▶ AIM OF THE EXERCISE: Pick out the lines containing "automóvil".

▶ EXERCISE MATERIALS:
====================

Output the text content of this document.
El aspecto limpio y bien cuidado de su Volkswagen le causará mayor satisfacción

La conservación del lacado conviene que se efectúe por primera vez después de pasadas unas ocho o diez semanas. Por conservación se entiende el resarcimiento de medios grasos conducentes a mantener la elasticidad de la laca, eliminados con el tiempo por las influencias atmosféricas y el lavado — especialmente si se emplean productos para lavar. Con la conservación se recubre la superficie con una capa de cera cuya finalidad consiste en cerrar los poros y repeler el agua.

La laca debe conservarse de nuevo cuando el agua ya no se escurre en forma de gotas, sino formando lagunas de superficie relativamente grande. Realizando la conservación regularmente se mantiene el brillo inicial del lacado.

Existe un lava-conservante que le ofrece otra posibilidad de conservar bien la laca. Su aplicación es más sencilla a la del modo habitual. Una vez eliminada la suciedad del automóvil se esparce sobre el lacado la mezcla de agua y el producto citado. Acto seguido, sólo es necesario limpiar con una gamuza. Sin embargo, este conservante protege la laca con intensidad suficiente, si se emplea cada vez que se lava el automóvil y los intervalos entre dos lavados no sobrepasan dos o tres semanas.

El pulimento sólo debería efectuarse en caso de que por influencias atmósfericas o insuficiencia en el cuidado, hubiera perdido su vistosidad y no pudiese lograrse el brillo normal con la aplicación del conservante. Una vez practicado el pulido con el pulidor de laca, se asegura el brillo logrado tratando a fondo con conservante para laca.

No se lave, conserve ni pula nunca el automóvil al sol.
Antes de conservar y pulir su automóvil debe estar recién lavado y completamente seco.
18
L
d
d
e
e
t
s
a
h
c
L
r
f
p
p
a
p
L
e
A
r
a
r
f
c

====================

▶ RESULT:
Existe un lava-conservante que le ofrece otra posibilidad de conservar bien la laca. Su aplicación es más sencilla a la del modo habitual. Una vez eliminada la suciedad del automóvil se esparce sobre el lacado la mezcla de agua y el producto citado. Acto seguido, sólo es necesario limpiar con una gamuza. Sin embargo, este conservante protege la laca con intensidad suficiente, si se emplea cada vez que se lava el automóvil y los intervalos entre dos lavados no sobrepasan dos o tres semanas.
No se lave, conserve ni pula nunca el automóvil al sol.
Antes de conservar y pulir su automóvil debe estar recién lavado y completamente seco.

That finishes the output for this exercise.